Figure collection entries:
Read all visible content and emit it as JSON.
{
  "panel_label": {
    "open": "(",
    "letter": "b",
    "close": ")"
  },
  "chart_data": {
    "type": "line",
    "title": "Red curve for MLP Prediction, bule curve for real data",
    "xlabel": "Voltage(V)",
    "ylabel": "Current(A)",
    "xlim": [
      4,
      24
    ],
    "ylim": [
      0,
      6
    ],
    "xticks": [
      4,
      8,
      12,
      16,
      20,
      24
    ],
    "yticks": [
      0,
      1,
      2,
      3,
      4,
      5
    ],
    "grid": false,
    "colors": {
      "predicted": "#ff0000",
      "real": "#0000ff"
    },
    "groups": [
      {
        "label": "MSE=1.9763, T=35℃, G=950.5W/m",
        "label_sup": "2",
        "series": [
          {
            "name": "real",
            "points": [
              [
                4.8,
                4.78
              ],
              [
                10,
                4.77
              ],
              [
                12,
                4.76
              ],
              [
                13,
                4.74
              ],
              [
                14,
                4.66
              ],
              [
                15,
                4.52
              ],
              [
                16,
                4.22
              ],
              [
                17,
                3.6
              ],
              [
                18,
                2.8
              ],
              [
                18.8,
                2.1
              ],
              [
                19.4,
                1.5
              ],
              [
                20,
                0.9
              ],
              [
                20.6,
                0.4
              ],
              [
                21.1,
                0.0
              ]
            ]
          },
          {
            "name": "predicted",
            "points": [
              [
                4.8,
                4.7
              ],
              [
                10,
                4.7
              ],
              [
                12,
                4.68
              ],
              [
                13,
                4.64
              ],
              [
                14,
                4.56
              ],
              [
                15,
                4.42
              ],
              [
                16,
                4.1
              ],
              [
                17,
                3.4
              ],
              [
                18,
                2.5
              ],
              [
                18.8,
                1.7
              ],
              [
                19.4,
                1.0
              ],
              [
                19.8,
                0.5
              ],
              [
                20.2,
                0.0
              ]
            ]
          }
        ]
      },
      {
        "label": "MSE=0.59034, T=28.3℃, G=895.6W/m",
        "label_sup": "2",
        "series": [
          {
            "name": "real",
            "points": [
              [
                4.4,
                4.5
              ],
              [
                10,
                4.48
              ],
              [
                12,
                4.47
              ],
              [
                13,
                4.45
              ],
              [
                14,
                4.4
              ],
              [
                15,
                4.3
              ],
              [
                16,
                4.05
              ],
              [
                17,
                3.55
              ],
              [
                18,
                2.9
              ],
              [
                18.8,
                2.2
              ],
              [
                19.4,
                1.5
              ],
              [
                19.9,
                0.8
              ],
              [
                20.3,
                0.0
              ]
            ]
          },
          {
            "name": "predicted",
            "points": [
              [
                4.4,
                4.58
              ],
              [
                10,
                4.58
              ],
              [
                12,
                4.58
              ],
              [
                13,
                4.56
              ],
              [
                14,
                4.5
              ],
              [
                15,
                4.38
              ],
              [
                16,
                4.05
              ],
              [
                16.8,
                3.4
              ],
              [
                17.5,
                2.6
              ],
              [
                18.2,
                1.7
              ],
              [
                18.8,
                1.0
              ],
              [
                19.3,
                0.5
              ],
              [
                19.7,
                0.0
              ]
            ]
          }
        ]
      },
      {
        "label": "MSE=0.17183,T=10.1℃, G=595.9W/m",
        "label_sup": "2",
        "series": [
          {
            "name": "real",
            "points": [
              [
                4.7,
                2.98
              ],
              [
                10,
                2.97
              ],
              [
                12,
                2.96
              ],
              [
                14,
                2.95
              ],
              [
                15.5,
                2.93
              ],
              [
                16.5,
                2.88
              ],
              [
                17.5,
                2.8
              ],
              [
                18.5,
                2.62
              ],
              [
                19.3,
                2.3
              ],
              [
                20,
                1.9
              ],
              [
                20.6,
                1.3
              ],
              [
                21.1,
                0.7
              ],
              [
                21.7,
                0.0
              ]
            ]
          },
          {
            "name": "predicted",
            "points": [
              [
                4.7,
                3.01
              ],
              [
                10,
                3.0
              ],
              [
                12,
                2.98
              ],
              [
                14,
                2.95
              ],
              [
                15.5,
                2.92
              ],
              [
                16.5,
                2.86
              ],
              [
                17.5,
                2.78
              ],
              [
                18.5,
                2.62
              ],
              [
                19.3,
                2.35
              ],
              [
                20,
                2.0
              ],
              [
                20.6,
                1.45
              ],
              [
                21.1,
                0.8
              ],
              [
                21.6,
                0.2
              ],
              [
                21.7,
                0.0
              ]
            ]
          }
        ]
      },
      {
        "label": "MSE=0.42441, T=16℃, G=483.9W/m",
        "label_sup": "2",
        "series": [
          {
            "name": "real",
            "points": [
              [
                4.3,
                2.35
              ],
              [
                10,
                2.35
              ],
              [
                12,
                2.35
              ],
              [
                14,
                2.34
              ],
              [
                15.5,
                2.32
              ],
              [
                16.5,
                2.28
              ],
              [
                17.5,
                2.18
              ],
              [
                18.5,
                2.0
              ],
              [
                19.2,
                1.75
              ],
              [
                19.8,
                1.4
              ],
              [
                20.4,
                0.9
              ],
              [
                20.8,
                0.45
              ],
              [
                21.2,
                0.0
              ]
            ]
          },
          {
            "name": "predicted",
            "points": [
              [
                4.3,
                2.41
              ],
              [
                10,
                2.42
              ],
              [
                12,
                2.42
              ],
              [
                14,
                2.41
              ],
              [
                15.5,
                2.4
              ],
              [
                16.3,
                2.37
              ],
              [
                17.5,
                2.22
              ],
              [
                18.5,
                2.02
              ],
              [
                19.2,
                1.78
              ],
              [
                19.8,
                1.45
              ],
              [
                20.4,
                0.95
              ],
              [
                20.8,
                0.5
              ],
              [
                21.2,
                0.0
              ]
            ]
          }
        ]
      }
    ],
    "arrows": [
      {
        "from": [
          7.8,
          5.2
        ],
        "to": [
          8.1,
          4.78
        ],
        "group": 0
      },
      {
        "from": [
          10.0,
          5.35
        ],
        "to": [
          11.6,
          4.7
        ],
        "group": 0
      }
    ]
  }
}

# EXERCISE INSTRUCTIONS:
Exactly reproduce the material above.

# EXPECTED ANSWER:
Read all visible content and emit it as JSON.
{
  "panel_label": {
    "open": "(",
    "letter": "b",
    "close": ")"
  },
  "chart_data": {
    "type": "line",
    "title": "Red curve for MLP Prediction, bule curve for real data",
    "xlabel": "Voltage(V)",
    "ylabel": "Current(A)",
    "xlim": [
      4,
      24
    ],
    "ylim": [
      0,
      6
    ],
    "xticks": [
      4,
      8,
      12,
      16,
      20,
      24
    ],
    "yticks": [
      0,
      1,
      2,
      3,
      4,
      5
    ],
    "grid": false,
    "colors": {
      "predicted": "#ff0000",
      "real": "#0000ff"
    },
    "groups": [
      {
        "label": "MSE=1.9763, T=35℃, G=950.5W/m",
        "label_sup": "2",
        "series": [
          {
            "name": "real",
            "points": [
              [
                4.8,
                4.78
              ],
              [
                10,
                4.77
              ],
              [
                12,
                4.76
              ],
              [
                13,
                4.74
              ],
              [
                14,
                4.66
              ],
              [
                15,
                4.52
              ],
              [
                16,
                4.22
              ],
              [
                17,
                3.6
              ],
              [
                18,
                2.8
              ],
              [
                18.8,
                2.1
              ],
              [
                19.4,
                1.5
              ],
              [
                20,
                0.9
              ],
              [
                20.6,
                0.4
              ],
              [
                21.1,
                0.0
              ]
            ]
          },
          {
            "name": "predicted",
            "points": [
              [
                4.8,
                4.7
              ],
              [
                10,
                4.7
              ],
              [
                12,
                4.68
              ],
              [
                13,
                4.64
              ],
              [
                14,
                4.56
              ],
              [
                15,
                4.42
              ],
              [
                16,
                4.1
              ],
              [
                17,
                3.4
              ],
              [
                18,
                2.5
              ],
              [
                18.8,
                1.7
              ],
              [
                19.4,
                1.0
              ],
              [
                19.8,
                0.5
              ],
              [
                20.2,
                0.0
              ]
            ]
          }
        ]
      },
      {
        "label": "MSE=0.59034, T=28.3℃, G=895.6W/m",
        "label_sup": "2",
        "series": [
          {
            "name": "real",
            "points": [
              [
                4.4,
                4.5
              ],
              [
                10,
                4.48
              ],
              [
                12,
                4.47
              ],
              [
                13,
                4.45
              ],
              [
                14,
                4.4
              ],
              [
                15,
                4.3
              ],
              [
                16,
                4.05
              ],
              [
                17,
                3.55
              ],
              [
                18,
                2.9
              ],
              [
                18.8,
                2.2
              ],
              [
                19.4,
                1.5
              ],
              [
                19.9,
                0.8
              ],
              [
                20.3,
                0.0
              ]
            ]
          },
          {
            "name": "predicted",
            "points": [
              [
                4.4,
                4.58
              ],
              [
                10,
                4.58
              ],
              [
                12,
                4.58
              ],
              [
                13,
                4.56
              ],
              [
                14,
                4.5
              ],
              [
                15,
                4.38
              ],
              [
                16,
                4.05
              ],
              [
                16.8,
                3.4
              ],
              [
                17.5,
                2.6
              ],
              [
                18.2,
                1.7
              ],
              [
                18.8,
                1.0
              ],
              [
                19.3,
                0.5
              ],
              [
                19.7,
                0.0
              ]
            ]
          }
        ]
      },
      {
        "label": "MSE=0.17183,T=10.1℃, G=595.9W/m",
        "label_sup": "2",
        "series": [
          {
            "name": "real",
            "points": [
              [
                4.7,
                2.98
              ],
              [
                10,
                2.97
              ],
              [
                12,
                2.96
              ],
              [
                14,
                2.95
              ],
              [
                15.5,
                2.93
              ],
              [
                16.5,
                2.88
              ],
              [
                17.5,
                2.8
              ],
              [
                18.5,
                2.62
              ],
              [
                19.3,
                2.3
              ],
              [
                20,
                1.9
              ],
              [
                20.6,
                1.3
              ],
              [
                21.1,
                0.7
              ],
              [
                21.7,
                0.0
              ]
            ]
          },
          {
            "name": "predicted",
            "points": [
              [
                4.7,
                3.01
              ],
              [
                10,
                3.0
              ],
              [
                12,
                2.98
              ],
              [
                14,
                2.95
              ],
              [
                15.5,
                2.92
              ],
              [
                16.5,
                2.86
              ],
              [
                17.5,
                2.78
              ],
              [
                18.5,
                2.62
              ],
              [
                19.3,
                2.35
              ],
              [
                20,
                2.0
              ],
              [
                20.6,
                1.45
              ],
              [
                21.1,
                0.8
              ],
              [
                21.6,
                0.2
              ],
              [
                21.7,
                0.0
              ]
            ]
          }
        ]
      },
      {
        "label": "MSE=0.42441, T=16℃, G=483.9W/m",
        "label_sup": "2",
        "series": [
          {
            "name": "real",
            "points": [
              [
                4.3,
                2.35
              ],
              [
                10,
                2.35
              ],
              [
                12,
                2.35
              ],
              [
                14,
                2.34
              ],
              [
                15.5,
                2.32
              ],
              [
                16.5,
                2.28
              ],
              [
                17.5,
                2.18
              ],
              [
                18.5,
                2.0
              ],
              [
                19.2,
                1.75
              ],
              [
                19.8,
                1.4
              ],
              [
                20.4,
                0.9
              ],
              [
                20.8,
                0.45
              ],
              [
                21.2,
                0.0
              ]
            ]
          },
          {
            "name": "predicted",
            "points": [
              [
                4.3,
                2.41
              ],
              [
                10,
                2.42
              ],
              [
                12,
                2.42
              ],
              [
                14,
                2.41
              ],
              [
                15.5,
                2.4
              ],
              [
                16.3,
                2.37
              ],
              [
                17.5,
                2.22
              ],
              [
                18.5,
                2.02
              ],
              [
                19.2,
                1.78
              ],
              [
                19.8,
                1.45
              ],
              [
                20.4,
                0.95
              ],
              [
                20.8,
                0.5
              ],
              [
                21.2,
                0.0
              ]
            ]
          }
        ]
      }
    ],
    "arrows": [
      {
        "from": [
          7.8,
          5.2
        ],
        "to": [
          8.1,
          4.78
        ],
        "group": 0
      },
      {
        "from": [
          10.0,
          5.35
        ],
        "to": [
          11.6,
          4.7
        ],
        "group": 0
      }
    ]
  }
}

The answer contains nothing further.